WHAT THE TASK REQUIRES.
Copy each line of the records that holds the string "recruit".

⟨

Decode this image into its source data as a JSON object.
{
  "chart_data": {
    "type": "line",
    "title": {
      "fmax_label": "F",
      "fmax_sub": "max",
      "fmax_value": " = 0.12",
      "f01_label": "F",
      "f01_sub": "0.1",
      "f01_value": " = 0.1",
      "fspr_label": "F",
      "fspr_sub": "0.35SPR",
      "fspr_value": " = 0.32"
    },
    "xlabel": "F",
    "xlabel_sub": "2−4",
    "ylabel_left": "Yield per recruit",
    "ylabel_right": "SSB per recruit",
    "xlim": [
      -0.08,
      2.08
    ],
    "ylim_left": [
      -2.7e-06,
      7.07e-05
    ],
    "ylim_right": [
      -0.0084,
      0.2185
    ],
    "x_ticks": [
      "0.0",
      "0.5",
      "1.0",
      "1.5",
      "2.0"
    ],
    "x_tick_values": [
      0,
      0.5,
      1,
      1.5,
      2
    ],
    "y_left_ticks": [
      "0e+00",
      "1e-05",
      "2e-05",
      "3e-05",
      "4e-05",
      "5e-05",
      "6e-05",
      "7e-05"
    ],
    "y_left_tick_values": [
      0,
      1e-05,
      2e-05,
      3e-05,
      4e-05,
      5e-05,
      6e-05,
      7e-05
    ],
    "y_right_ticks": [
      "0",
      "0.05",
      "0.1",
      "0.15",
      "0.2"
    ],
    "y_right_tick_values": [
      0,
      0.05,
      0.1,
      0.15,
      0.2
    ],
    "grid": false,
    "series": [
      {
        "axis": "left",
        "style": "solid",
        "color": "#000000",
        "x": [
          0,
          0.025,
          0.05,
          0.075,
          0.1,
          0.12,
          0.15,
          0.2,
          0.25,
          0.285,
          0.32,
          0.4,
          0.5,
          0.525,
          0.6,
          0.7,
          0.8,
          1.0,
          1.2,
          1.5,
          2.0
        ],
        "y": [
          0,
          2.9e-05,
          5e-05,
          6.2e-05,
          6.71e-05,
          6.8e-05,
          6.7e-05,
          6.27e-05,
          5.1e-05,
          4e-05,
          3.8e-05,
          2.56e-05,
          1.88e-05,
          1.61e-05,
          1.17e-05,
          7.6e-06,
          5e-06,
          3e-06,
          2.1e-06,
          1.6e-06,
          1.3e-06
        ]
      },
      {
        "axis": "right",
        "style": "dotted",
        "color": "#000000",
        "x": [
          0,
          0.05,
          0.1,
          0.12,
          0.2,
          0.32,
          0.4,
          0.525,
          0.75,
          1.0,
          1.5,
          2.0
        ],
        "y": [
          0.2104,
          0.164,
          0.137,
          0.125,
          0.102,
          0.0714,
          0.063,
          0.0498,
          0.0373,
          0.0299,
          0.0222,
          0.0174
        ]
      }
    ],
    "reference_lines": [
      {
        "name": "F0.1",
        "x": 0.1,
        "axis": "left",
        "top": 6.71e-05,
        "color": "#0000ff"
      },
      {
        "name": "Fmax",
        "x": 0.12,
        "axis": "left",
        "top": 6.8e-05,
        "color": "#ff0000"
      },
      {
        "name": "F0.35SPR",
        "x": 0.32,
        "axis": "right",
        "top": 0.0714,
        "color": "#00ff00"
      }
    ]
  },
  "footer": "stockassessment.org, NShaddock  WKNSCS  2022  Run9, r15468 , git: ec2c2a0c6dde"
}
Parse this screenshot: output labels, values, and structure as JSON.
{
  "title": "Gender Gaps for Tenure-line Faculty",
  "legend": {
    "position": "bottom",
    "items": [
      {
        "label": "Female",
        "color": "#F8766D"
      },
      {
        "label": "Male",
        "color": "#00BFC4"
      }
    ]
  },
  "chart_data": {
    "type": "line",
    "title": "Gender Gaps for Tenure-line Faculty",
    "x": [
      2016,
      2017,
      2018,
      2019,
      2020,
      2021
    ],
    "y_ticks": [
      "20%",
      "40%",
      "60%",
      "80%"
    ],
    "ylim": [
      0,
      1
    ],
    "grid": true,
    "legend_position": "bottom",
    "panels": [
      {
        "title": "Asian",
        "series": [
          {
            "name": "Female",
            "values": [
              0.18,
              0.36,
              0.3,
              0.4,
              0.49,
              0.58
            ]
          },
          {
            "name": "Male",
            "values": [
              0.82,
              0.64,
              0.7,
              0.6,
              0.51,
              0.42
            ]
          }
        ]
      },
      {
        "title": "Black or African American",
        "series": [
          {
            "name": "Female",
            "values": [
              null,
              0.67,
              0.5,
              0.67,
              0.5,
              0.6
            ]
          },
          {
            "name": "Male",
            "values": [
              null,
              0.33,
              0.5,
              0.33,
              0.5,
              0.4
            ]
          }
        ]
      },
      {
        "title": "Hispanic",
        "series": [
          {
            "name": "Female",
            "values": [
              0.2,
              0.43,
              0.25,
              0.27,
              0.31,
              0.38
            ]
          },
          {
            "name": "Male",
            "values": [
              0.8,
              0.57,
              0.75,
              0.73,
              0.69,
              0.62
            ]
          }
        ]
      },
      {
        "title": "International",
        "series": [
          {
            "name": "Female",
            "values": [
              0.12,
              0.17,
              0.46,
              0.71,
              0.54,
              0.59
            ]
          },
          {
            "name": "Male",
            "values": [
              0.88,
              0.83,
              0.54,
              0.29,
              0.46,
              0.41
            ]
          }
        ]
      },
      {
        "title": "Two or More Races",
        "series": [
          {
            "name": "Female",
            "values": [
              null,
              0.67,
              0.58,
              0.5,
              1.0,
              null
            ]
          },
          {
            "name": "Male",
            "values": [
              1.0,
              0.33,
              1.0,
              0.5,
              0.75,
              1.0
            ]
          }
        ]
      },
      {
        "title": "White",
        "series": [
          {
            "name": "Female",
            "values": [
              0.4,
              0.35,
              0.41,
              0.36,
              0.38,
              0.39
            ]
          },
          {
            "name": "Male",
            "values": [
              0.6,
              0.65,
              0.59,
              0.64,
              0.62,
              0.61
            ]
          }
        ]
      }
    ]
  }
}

⟩

RESULT.
    "ylabel_left": "Yield per recruit",
    "ylabel_right": "SSB per recruit",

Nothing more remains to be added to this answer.